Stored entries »
## start
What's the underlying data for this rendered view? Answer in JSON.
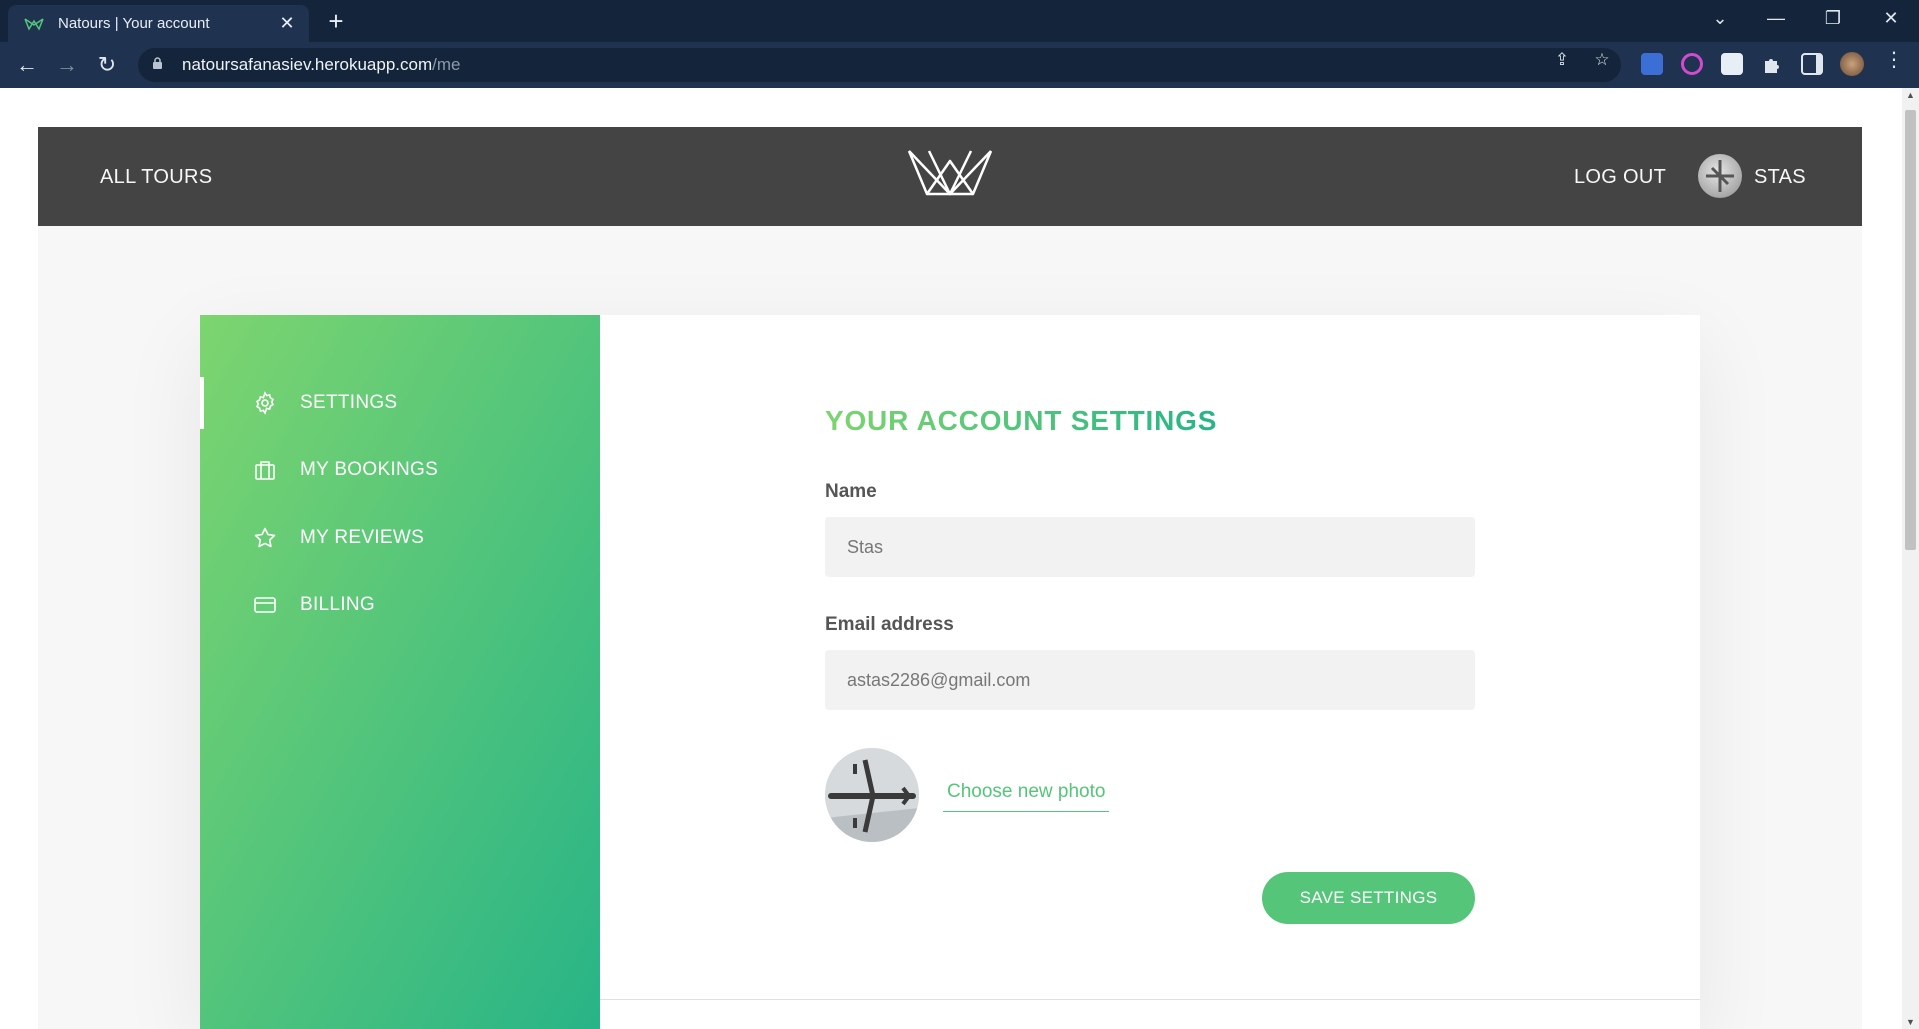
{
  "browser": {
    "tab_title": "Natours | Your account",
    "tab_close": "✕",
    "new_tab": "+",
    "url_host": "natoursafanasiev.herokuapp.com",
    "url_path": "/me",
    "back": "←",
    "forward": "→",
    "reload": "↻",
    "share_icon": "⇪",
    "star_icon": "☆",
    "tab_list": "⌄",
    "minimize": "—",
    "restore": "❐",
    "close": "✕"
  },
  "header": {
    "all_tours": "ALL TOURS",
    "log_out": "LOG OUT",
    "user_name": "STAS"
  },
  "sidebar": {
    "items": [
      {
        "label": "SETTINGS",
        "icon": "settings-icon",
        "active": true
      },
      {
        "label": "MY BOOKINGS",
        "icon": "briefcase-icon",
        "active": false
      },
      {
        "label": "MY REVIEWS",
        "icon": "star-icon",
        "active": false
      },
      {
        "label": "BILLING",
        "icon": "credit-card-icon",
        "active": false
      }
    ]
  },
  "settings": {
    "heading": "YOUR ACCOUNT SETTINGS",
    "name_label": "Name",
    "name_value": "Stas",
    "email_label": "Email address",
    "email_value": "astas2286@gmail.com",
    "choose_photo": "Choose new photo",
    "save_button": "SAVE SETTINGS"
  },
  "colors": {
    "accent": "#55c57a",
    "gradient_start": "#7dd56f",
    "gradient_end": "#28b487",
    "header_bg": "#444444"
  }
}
## end
Task to complete »
Copy every line of the data exactly as written, excluding the pictures.

Correct response »
What's the underlying data for this rendered view? Answer in JSON.
{
  "browser": {
    "tab_title": "Natours | Your account",
    "tab_close": "✕",
    "new_tab": "+",
    "url_host": "natoursafanasiev.herokuapp.com",
    "url_path": "/me",
    "back": "←",
    "forward": "→",
    "reload": "↻",
    "share_icon": "⇪",
    "star_icon": "☆",
    "tab_list": "⌄",
    "minimize": "—",
    "restore": "❐",
    "close": "✕"
  },
  "header": {
    "all_tours": "ALL TOURS",
    "log_out": "LOG OUT",
    "user_name": "STAS"
  },
  "sidebar": {
    "items": [
      {
        "label": "SETTINGS",
        "icon": "settings-icon",
        "active": true
      },
      {
        "label": "MY BOOKINGS",
        "icon": "briefcase-icon",
        "active": false
      },
      {
        "label": "MY REVIEWS",
        "icon": "star-icon",
        "active": false
      },
      {
        "label": "BILLING",
        "icon": "credit-card-icon",
        "active": false
      }
    ]
  },
  "settings": {
    "heading": "YOUR ACCOUNT SETTINGS",
    "name_label": "Name",
    "name_value": "Stas",
    "email_label": "Email address",
    "email_value": "astas2286@gmail.com",
    "choose_photo": "Choose new photo",
    "save_button": "SAVE SETTINGS"
  },
  "colors": {
    "accent": "#55c57a",
    "gradient_start": "#7dd56f",
    "gradient_end": "#28b487",
    "header_bg": "#444444"
  }
}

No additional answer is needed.